Records contained in a dataset:

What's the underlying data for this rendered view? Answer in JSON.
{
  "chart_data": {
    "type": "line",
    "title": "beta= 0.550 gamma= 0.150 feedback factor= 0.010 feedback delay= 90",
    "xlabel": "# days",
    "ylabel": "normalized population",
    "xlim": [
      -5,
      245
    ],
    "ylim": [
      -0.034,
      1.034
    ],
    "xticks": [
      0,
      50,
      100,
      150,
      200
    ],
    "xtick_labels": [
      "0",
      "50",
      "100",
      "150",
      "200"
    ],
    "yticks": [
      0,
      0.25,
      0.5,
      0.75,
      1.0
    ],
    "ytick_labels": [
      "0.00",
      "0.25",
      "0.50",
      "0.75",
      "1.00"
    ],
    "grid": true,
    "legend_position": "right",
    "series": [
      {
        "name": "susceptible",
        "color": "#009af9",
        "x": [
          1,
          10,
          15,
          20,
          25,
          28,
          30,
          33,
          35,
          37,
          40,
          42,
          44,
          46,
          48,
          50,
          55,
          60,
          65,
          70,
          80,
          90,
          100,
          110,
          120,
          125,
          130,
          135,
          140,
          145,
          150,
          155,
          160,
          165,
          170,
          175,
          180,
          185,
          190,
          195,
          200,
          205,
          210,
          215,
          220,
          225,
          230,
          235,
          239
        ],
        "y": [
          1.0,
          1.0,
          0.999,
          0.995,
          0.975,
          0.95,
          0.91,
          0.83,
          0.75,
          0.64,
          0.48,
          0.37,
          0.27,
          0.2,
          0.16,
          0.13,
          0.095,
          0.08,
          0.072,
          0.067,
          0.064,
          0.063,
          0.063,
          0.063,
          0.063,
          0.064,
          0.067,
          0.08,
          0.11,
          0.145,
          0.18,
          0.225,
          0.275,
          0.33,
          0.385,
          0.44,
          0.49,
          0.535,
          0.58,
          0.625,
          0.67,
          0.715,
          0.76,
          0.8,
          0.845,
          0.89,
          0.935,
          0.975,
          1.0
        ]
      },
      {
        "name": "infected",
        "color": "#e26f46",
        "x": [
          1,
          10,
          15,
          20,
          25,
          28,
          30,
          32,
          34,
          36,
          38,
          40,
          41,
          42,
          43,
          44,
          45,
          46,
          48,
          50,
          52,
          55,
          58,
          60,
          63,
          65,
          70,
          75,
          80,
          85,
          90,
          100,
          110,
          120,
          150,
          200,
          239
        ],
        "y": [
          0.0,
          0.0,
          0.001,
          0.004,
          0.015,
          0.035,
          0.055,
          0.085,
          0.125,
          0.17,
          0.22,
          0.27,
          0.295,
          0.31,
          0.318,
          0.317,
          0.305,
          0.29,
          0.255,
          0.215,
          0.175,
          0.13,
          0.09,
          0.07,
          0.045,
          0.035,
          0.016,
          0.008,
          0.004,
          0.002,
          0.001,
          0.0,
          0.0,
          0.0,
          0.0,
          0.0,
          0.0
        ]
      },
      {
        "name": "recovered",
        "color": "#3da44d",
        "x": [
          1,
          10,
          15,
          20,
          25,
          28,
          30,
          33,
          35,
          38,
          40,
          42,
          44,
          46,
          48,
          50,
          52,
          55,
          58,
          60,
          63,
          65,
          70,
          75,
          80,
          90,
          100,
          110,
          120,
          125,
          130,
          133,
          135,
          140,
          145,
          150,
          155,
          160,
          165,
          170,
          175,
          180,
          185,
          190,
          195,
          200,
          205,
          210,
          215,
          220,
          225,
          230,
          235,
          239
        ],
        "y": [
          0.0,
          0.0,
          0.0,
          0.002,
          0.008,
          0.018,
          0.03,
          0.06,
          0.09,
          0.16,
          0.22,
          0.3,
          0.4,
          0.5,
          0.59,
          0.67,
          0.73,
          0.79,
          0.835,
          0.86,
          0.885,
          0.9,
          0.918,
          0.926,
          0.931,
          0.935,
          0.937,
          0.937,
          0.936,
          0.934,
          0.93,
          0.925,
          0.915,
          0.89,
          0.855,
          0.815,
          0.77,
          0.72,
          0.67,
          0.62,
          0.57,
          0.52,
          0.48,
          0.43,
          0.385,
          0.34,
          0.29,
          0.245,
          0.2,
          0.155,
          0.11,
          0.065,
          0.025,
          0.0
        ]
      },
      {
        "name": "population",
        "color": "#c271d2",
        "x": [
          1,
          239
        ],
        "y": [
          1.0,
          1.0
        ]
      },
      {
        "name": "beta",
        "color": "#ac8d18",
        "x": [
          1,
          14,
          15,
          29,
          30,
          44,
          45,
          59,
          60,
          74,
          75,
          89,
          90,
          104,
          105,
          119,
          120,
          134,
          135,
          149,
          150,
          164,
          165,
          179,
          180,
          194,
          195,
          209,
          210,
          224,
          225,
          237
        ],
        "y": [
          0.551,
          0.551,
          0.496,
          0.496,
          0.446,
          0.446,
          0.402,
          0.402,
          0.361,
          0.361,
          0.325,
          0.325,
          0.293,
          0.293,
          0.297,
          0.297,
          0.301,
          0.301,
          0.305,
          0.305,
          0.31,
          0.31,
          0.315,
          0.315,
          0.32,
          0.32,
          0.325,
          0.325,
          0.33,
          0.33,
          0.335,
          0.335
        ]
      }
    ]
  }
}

SET EXERCISE: Of all the lines above, how many contain the word "name"? Answer with only the number.

WRITTEN ANSWER: 5